- [TASK]
Keep only the lines of the listing that include the word "broken", and copy them.

'''

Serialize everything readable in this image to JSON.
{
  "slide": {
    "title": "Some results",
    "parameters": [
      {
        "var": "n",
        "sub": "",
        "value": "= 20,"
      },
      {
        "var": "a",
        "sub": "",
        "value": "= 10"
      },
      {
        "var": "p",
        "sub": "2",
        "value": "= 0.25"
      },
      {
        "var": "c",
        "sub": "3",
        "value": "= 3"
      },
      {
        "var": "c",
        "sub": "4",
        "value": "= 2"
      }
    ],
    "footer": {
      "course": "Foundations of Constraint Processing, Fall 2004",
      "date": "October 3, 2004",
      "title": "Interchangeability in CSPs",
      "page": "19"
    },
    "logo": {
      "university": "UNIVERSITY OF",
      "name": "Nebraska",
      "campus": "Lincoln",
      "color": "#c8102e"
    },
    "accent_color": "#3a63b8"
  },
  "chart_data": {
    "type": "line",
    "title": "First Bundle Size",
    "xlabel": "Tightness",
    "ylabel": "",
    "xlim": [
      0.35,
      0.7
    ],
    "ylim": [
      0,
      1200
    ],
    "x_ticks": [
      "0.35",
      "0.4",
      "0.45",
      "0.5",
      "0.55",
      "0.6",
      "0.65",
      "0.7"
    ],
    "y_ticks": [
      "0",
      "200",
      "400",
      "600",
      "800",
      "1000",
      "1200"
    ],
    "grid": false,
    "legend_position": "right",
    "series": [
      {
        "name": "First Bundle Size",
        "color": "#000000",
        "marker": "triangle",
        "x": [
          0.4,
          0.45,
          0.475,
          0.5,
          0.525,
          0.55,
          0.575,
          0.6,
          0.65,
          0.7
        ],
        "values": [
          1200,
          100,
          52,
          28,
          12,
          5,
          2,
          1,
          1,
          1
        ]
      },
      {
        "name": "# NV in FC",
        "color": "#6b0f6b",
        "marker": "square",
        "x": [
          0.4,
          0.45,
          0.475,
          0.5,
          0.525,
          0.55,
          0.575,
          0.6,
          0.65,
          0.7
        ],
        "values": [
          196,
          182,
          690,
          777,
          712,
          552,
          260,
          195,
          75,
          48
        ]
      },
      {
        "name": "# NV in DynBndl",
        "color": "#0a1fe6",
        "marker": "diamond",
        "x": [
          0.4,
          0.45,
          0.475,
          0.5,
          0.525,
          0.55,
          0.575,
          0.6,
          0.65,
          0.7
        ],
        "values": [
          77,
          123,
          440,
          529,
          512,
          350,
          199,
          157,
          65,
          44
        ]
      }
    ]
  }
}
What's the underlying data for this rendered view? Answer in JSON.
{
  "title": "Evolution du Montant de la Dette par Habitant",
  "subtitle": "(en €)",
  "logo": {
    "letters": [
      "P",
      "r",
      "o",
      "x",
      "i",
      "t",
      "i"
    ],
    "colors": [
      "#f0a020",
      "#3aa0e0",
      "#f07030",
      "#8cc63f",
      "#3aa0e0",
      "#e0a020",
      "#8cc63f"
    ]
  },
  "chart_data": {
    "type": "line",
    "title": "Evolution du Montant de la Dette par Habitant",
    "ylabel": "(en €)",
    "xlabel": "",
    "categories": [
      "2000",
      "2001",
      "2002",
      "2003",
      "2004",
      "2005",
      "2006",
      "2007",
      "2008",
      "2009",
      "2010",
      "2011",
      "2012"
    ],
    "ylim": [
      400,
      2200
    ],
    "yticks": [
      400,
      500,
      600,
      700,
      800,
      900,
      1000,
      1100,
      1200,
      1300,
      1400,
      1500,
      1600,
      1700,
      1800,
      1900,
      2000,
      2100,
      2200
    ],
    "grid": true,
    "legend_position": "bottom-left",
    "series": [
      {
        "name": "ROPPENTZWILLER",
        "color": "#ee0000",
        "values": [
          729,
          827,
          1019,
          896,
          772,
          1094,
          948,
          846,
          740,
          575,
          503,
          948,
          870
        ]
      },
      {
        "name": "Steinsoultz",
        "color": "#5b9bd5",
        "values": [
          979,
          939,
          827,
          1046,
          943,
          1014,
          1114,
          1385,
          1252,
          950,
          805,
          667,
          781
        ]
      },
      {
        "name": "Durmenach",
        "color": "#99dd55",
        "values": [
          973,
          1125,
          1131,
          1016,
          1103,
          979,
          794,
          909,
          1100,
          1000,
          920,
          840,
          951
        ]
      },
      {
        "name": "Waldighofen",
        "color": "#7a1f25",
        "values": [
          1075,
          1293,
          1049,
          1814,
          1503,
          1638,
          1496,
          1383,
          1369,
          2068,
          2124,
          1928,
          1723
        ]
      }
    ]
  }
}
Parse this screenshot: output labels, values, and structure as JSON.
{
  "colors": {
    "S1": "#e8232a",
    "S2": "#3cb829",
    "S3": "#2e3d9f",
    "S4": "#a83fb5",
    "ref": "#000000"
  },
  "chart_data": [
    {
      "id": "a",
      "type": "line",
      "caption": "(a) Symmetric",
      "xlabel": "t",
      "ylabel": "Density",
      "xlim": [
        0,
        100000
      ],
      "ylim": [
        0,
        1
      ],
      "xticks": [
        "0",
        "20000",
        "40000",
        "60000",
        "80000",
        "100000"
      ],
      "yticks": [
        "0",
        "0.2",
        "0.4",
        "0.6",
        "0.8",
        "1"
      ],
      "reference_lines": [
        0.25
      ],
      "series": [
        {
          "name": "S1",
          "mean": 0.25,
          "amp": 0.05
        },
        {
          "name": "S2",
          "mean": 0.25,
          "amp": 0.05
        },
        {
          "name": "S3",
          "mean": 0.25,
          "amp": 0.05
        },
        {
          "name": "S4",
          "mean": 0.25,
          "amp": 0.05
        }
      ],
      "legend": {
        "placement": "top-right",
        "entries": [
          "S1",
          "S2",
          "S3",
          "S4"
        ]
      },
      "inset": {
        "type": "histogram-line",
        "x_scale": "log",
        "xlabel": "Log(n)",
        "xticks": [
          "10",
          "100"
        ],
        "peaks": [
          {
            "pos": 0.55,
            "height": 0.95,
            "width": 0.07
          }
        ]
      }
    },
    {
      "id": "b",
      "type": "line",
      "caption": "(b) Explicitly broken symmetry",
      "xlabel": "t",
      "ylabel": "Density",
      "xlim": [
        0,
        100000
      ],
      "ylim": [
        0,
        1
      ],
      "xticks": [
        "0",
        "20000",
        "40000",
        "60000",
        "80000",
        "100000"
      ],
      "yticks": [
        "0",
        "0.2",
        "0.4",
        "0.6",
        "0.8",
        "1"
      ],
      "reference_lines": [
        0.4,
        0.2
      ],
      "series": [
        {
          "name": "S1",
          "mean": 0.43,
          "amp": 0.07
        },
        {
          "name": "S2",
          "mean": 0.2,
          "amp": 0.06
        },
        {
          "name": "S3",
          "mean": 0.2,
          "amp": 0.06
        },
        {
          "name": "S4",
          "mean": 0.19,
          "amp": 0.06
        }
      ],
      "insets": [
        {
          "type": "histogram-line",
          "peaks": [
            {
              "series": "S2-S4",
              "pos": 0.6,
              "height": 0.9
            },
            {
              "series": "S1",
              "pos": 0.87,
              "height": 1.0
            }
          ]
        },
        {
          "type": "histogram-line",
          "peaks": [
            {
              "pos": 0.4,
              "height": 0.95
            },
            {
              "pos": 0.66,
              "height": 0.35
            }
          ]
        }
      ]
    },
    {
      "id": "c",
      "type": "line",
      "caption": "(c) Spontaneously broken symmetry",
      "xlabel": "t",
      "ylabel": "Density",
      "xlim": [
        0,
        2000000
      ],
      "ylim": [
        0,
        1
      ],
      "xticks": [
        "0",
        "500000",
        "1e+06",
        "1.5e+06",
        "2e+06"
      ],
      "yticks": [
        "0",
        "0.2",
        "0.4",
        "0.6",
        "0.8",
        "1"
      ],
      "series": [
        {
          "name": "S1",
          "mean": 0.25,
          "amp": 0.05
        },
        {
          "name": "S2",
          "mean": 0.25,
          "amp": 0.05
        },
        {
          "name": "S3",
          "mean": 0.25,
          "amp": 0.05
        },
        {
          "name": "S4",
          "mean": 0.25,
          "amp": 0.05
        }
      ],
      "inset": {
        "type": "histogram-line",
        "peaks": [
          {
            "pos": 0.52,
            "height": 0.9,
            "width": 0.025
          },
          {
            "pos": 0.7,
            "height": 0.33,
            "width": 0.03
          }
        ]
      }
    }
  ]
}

'''

- [EXPECTED ANSWER]
      "caption": "(b) Explicitly broken symmetry",
      "caption": "(c) Spontaneously broken symmetry",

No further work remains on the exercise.